--- Begin Material ---

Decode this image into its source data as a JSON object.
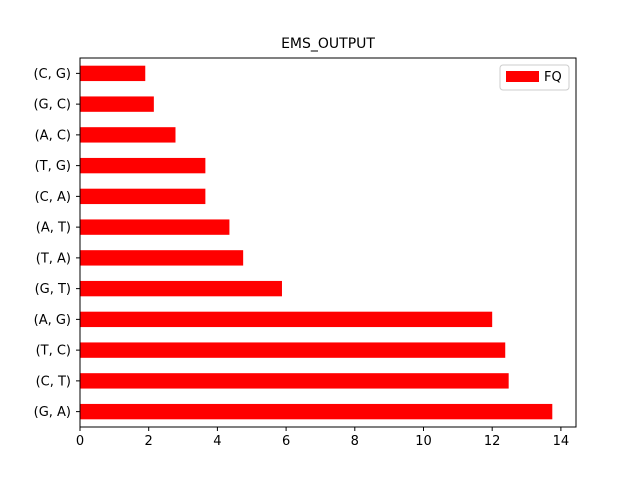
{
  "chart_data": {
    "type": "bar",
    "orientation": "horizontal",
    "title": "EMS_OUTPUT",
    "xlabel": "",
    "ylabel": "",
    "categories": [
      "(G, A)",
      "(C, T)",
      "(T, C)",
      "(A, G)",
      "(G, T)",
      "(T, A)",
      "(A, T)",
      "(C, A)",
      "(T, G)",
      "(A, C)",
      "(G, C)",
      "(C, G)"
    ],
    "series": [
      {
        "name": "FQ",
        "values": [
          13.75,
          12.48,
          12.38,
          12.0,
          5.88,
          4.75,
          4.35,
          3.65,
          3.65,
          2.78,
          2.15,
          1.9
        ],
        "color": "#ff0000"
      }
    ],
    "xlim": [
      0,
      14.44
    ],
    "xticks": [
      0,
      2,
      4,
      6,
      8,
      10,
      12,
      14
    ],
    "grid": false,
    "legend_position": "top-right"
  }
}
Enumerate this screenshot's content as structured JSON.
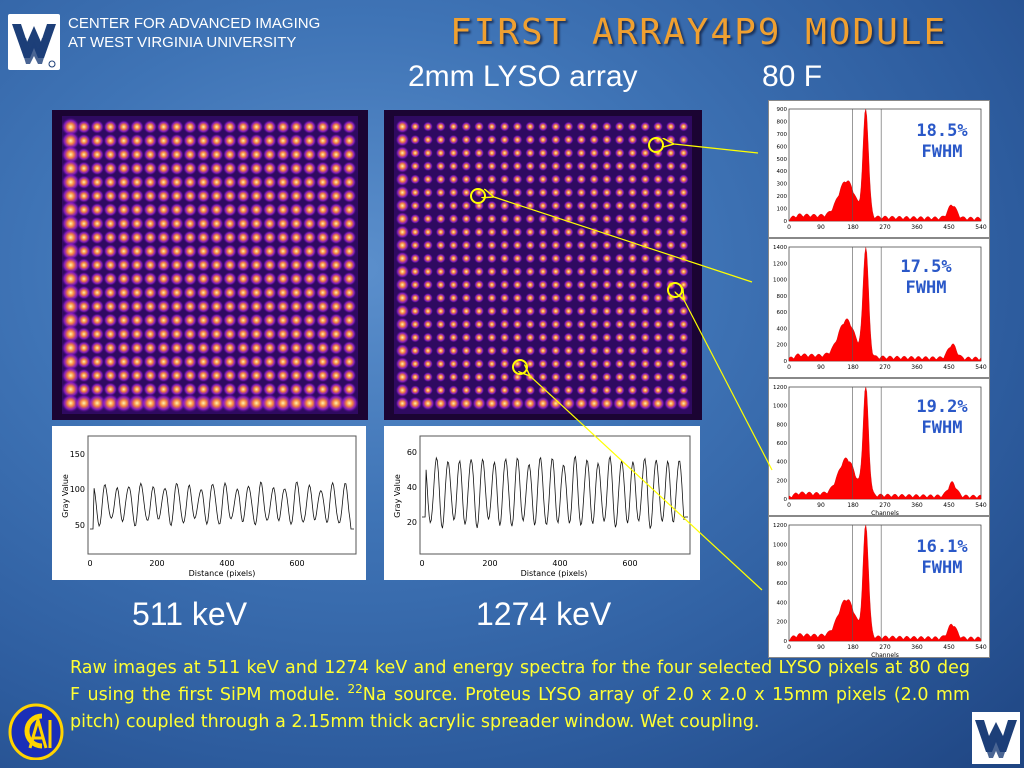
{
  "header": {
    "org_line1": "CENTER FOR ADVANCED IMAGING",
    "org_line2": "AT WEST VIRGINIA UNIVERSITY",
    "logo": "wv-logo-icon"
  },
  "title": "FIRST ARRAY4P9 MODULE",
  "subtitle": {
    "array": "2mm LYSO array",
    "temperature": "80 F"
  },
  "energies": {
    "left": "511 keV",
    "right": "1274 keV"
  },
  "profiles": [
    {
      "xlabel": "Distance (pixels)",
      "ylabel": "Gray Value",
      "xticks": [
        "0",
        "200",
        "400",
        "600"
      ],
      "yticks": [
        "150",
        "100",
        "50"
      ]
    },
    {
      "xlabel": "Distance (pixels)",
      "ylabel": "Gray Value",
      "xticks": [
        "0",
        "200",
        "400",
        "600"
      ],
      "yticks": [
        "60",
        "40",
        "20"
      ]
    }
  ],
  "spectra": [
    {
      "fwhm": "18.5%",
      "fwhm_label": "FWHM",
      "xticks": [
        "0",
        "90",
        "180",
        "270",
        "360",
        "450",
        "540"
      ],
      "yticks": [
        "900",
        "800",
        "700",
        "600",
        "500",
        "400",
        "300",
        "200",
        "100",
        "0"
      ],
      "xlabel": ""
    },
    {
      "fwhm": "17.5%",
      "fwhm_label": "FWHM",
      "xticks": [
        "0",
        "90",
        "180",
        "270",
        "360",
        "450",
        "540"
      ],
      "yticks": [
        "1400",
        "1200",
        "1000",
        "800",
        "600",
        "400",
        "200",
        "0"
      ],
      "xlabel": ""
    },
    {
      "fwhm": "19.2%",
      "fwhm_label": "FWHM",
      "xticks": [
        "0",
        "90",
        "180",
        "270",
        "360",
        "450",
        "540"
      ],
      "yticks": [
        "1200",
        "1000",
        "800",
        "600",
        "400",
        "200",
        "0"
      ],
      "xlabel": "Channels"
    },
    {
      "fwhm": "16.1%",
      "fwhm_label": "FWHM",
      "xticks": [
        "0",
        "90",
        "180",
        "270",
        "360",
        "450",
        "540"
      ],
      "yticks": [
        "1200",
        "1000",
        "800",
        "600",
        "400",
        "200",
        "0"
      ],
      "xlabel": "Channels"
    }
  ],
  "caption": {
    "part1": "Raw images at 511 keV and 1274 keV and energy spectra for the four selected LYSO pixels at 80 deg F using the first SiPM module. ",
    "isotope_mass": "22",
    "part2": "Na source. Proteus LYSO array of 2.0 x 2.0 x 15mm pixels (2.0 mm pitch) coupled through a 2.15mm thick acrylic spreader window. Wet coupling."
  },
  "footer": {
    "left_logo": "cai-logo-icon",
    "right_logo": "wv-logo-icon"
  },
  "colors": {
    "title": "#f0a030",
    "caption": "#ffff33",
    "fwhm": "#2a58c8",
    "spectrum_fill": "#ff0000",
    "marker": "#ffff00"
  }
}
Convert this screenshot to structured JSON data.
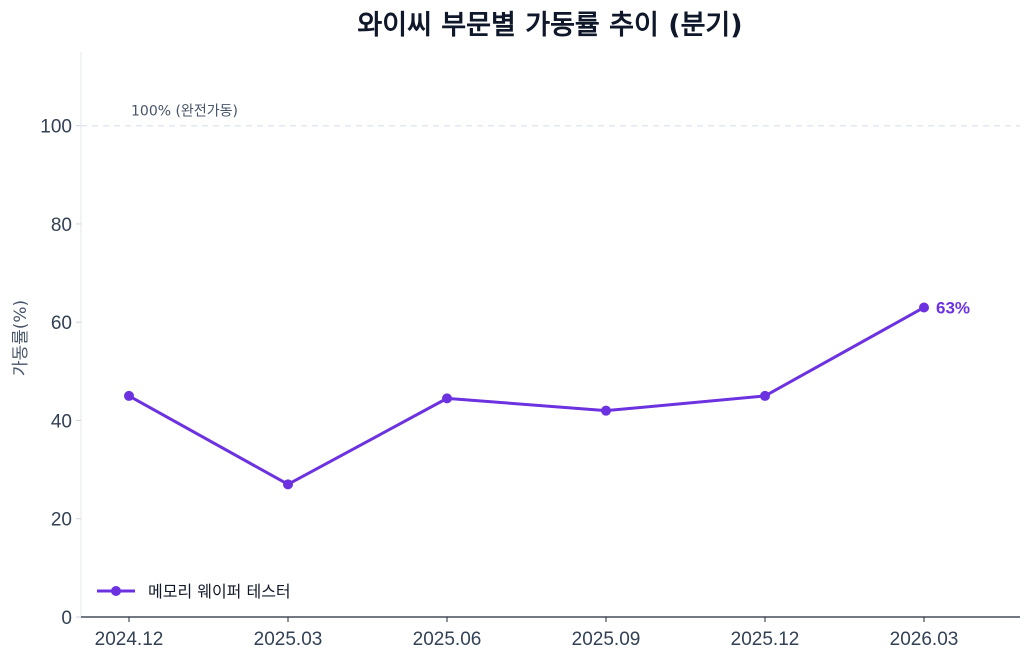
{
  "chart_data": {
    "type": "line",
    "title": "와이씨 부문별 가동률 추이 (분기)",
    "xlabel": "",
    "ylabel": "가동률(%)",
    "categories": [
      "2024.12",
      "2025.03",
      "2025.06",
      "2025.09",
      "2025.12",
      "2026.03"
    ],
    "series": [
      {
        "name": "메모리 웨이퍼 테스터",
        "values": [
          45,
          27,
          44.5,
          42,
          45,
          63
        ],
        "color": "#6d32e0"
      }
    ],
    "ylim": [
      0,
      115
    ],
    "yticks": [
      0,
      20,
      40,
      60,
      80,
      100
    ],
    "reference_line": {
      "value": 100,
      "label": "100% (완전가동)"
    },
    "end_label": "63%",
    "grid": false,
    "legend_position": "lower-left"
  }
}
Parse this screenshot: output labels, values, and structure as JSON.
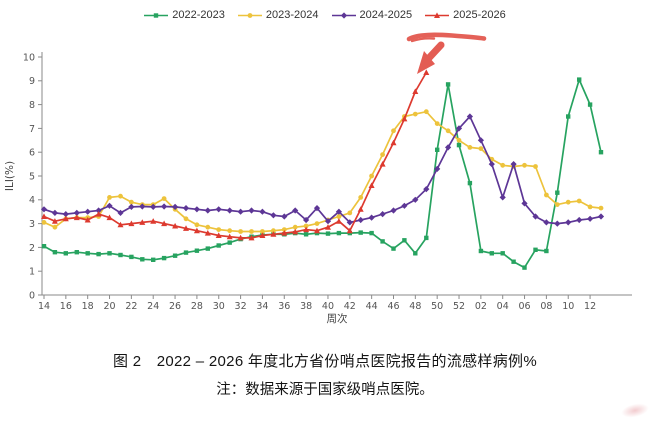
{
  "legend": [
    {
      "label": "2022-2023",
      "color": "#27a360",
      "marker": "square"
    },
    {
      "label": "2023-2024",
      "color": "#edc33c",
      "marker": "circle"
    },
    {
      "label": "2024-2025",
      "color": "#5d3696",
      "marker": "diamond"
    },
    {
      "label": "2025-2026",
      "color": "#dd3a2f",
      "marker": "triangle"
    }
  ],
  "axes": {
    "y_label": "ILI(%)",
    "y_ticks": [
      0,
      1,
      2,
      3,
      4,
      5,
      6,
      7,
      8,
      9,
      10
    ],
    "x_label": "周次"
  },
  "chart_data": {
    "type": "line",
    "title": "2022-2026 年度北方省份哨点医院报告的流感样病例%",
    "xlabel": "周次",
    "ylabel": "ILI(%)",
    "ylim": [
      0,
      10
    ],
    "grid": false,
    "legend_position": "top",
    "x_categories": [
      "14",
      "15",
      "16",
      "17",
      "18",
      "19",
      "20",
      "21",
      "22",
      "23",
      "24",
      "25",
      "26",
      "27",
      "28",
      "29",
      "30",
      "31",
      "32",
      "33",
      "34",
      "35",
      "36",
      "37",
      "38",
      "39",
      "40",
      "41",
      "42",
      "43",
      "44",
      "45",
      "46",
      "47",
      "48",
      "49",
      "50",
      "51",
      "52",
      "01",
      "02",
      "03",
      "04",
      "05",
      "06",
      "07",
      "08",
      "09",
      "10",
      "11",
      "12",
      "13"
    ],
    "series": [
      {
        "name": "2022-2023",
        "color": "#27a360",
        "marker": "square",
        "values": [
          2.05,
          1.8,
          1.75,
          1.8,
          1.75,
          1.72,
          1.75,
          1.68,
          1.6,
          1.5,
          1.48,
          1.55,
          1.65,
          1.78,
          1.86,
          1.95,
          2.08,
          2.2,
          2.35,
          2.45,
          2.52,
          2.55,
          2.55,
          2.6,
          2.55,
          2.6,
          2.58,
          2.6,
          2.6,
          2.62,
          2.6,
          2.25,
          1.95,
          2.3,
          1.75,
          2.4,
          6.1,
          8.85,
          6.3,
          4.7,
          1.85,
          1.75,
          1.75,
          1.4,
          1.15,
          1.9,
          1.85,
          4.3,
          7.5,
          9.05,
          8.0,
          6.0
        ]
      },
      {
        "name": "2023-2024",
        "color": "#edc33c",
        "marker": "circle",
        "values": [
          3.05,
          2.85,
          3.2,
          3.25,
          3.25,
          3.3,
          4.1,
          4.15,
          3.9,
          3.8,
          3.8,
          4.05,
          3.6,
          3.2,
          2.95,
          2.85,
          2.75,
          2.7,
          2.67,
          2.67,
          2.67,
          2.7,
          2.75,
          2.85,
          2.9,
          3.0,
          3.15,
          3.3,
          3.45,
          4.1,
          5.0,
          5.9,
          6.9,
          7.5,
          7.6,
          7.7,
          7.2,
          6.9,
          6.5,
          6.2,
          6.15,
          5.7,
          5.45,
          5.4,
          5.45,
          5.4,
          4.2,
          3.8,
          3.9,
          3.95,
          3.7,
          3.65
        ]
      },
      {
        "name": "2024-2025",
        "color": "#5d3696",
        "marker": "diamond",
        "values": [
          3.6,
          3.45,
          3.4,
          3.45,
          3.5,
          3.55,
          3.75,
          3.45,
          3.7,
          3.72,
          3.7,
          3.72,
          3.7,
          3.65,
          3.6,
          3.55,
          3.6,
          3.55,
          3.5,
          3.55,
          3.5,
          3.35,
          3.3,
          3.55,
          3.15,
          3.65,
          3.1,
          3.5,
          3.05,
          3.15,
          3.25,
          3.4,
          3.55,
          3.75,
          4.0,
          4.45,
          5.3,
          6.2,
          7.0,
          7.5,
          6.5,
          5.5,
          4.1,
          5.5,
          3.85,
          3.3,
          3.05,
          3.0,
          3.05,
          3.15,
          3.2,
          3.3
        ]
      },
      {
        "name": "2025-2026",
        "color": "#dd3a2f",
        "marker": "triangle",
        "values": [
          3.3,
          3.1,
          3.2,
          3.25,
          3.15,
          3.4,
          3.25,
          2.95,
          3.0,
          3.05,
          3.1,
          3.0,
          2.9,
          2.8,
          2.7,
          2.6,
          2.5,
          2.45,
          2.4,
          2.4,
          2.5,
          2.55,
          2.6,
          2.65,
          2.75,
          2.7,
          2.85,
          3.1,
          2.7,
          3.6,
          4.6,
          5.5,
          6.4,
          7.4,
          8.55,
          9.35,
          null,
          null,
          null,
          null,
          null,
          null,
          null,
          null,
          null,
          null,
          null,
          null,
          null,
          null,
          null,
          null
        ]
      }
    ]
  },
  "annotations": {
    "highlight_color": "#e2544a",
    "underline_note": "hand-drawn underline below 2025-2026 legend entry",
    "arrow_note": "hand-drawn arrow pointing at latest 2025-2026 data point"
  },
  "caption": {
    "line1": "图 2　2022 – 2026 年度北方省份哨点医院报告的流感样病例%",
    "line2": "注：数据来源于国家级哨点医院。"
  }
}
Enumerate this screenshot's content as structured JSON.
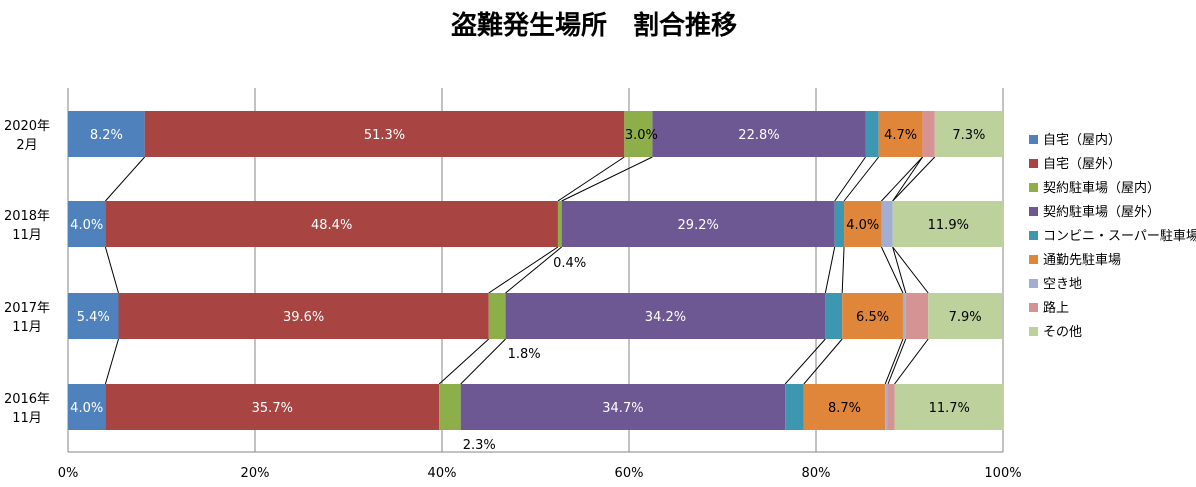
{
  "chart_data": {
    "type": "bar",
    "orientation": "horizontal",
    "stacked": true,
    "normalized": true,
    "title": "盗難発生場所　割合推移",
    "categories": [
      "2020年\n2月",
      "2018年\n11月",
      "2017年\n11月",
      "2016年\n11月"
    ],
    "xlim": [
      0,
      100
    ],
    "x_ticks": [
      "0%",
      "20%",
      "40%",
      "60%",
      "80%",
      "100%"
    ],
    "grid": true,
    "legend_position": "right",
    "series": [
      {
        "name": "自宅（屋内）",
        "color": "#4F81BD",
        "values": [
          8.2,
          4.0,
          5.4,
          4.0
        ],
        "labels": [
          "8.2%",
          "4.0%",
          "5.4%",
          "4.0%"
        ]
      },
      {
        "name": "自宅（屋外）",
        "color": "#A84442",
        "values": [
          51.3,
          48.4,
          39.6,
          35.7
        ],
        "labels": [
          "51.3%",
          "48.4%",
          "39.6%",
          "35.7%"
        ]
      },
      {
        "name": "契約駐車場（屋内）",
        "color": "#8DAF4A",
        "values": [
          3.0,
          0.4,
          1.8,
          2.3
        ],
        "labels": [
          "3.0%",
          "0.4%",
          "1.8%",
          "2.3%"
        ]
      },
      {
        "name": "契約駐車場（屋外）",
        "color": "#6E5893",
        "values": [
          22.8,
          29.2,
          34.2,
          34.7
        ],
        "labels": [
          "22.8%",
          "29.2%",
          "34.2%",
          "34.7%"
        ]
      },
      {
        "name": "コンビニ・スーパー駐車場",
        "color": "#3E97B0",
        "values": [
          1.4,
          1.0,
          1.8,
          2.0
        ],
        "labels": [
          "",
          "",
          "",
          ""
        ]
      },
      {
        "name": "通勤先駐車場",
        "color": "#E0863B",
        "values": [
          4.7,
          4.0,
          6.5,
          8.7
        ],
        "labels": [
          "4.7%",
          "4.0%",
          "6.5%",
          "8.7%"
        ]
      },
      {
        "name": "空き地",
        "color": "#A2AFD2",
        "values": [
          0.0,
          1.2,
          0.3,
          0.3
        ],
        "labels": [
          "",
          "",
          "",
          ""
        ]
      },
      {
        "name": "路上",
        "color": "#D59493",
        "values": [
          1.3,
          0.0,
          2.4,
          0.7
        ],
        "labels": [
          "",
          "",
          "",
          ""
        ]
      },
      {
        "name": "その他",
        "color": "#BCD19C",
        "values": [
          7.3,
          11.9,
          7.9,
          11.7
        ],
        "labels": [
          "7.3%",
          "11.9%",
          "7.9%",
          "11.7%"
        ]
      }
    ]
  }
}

--- End Material ---

To be done: Identify and copy lines that hold the string "JSON".

Output below:
Decode this image into its source data as a JSON object.
Enumerate this screenshot's content as structured JSON.
Convert this screenshot to structured JSON data.
Parse this screenshot: output labels, values, and structure as JSON.
Enumerate this screenshot's content as structured JSON.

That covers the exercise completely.